§ **Exercise description**
Pick up the post about substitution and delayed evaluation in Maple after its last line.

§ **Passage**
------------------------------------------------

At the top-level I used 1-level evaluation in order to print it without the denominator becoming zero. Within a procedure that printing can be done directly since access of the procedure's assigned locals only gets 1-level evaluation.

The purpose was to prevent the evaluation of GAMMA(10/3) after the substitution x=5. After evaluation of that GAMMA(10/3) call the whole denominator would become zero. Hence accessing the evaluated, substituted expression would produce a numeric exception.

GAMMA(10/3);
 

(56/81)*Pi*3^(1/2)/GAMMA(2/3)

eval(GAMMA(10/3), 1);

GAMMA(10/3)

And so,

expr := 1/(GAMMA(x*2/3)-56*Pi*sqrt(3)/(81*GAMMA(2/3)));

1/(GAMMA((2/3)*x)-(56/81)*Pi*3^(1/2)/GAMMA(2/3))

denom(expr);

81*GAMMA((2/3)*x)*GAMMA(2/3)-56*Pi*3^(1/2)

TD := subs(x=5, denom(expr));

81*GAMMA(10/3)*GAMMA(2/3)-56*Pi*3^(1/2)

TD;

0

eval(TD, 1);

81*GAMMA(10/3)*GAMMA(2/3)-56*Pi*3^(1/2)

lprint(eval(TD, 1));

81*GAMMA(10/3)*GAMMA(2/3)-56*Pi*3^(1/2)

I just happened to utilize lprint so that the output was terse. At the top-level I could call lprint or print after the substitution by using 1-level eval of the argument to prevent the division by zero that would occur upon full evaluation. Within the procedure I could utilize lprint or print directly.

The goal was to illustrate that utilizing subs can incur additional risk of hiding a zero-valued denominator, and that the situation can be trickier still if it happens within a procedure.

@Ronan You've probably already noticed that there can be noticeable variation in timing even for repeats of the very same method.

So it gets a little tricky to compare, when the average between two methods is on the same order as the variation. Just wanted to mention it.

@mmcdara I was mostly thinking of the ways in which the lack of evaluation can cause surprises (later on).

restart;

expr := 1/(GAMMA(x*2/3)-56*Pi*sqrt(3)/(81*GAMMA(2/3))):

T := subs([x=5], expr):

lprint(eval(T,1));

1/(GAMMA(10/3)-(56/81)*Pi*3^(1/2)/GAMMA(2/3))

# It's inconvenient to be surprised by this only later. Eg.
signum(T);

Error, numeric exception: division by zero

# It may not be evident, that the problem is this:
T;

Error, numeric exception: division by zero

# It's often convenient to find out sooner.

------------------------------------------------

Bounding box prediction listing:
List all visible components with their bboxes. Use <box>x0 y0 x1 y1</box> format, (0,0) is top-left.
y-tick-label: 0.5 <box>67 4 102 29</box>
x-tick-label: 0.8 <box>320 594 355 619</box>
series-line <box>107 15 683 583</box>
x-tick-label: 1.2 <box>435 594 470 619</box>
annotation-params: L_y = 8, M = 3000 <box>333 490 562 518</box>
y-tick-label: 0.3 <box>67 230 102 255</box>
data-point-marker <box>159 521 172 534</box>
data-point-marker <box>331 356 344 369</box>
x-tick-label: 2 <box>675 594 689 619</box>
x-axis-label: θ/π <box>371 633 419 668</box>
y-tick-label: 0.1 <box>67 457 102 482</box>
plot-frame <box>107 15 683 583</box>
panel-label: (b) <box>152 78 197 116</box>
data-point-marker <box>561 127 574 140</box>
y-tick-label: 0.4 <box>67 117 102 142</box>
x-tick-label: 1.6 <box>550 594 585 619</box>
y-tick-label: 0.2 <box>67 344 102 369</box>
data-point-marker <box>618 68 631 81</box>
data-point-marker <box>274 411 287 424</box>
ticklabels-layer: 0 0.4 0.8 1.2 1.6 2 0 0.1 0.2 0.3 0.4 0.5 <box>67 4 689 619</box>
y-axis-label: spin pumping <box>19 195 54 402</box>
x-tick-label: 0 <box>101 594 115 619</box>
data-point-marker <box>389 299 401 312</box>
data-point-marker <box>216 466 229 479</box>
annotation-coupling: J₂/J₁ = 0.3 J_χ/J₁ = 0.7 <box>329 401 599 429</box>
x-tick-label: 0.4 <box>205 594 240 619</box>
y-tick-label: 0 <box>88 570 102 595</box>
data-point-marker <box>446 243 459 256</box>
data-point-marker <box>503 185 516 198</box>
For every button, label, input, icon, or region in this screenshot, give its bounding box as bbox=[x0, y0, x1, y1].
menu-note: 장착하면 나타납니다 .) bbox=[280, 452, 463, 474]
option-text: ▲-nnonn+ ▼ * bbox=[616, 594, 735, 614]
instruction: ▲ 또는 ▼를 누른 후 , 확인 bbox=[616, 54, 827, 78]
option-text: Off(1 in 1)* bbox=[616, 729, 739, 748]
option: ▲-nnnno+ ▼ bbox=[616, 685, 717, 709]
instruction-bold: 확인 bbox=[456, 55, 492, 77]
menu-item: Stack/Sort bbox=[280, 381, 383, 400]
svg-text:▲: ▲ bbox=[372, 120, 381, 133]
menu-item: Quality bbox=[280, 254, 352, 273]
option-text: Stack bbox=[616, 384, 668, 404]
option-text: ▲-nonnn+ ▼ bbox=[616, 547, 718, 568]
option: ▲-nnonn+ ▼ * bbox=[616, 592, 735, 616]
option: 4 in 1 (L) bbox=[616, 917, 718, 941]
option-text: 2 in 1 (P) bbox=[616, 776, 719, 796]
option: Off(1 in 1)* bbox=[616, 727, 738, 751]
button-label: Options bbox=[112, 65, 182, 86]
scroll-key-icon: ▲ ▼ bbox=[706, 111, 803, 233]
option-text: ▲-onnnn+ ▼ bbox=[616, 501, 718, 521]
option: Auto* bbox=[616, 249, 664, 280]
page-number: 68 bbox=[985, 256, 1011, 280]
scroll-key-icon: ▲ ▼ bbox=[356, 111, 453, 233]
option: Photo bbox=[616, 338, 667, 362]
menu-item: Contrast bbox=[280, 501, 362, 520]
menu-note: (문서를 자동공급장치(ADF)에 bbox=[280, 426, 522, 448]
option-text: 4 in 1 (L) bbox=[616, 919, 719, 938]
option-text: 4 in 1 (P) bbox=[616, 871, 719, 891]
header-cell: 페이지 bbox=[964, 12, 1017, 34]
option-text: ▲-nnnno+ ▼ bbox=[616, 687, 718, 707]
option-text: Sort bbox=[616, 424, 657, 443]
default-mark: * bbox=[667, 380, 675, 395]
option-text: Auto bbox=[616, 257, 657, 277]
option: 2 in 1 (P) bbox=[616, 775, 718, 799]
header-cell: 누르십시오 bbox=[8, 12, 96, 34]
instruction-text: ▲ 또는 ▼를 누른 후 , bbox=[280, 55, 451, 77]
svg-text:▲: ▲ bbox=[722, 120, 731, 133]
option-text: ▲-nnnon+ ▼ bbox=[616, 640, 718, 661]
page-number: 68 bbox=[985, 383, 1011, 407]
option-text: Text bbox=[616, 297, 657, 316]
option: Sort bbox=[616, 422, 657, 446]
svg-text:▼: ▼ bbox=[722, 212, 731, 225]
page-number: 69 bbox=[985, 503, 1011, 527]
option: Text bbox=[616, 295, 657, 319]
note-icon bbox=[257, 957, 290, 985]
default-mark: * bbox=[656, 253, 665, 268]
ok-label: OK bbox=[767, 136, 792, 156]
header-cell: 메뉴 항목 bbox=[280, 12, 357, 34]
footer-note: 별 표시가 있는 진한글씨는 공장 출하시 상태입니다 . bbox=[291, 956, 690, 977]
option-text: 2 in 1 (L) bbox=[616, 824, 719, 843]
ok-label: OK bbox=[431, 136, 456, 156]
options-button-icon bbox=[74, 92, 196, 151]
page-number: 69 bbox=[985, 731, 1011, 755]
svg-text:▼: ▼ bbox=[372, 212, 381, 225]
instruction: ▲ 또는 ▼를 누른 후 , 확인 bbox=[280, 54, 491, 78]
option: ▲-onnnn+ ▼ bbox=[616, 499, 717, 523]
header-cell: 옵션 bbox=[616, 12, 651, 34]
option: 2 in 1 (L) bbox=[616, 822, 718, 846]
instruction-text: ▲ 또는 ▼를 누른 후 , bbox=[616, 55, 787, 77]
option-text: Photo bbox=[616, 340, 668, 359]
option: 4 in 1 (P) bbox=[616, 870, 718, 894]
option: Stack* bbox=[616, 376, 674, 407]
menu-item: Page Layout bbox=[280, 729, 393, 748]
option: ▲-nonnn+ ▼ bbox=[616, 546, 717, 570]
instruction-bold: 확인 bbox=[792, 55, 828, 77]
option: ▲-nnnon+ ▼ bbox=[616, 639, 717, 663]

------------------------------------------------

§ **The answer**
eval(expr, [x=5]);

Error, numeric exception: division by zero

# Inside a procedure the local `T` sent to `print`
# is only evaluated 1-level, and the problem can be
# missed.
F := proc()
  local expr, T;
  expr := 1/(GAMMA(x*2/3)-56*Pi*sqrt(3)/(81*GAMMA(2/3)));
  T := subs([x=5], expr):
  print(T); # non-useful debug attempt
  NULL;
end proc:

F();

1/(GAMMA(10/3)-(56/81)*Pi*3^(1/2)/GAMMA(2/3))

 

Download subsevalexamp.mw

Perhaps this will provide background.

Yes, both Explore and seq have special evaluation rules on their first parameter.

The primary difference between Explore and seq in your situation is that seq is a kernel builtin and can pretty much do anything it wants to the underlying DAG structure when it finally has to evaluate the expression. On the other hand, Explore is an interpreted Library routine and it's ability to substitute and evaluate is mostly restricted to use of stock commands. (Having Explore walk DAG structures and mess with pointto etc would be a bit of a rabbit hole. Essentially the only way to undo certain consequences of a Library procedure with special evaluations rules is to mimic -- slowly -- all that the kernel does. It's probably not possible to ever get it exactly right.)

In my opinion it was a mistake for Explore to ever have its first parameter be specified as uneval. Far better and more consistent and explainable would be for it to behave like plots:-animate and frontend, which separate the outer operation from the arguments and where the arguments natually get uneval quotes as needed. But what's done is done.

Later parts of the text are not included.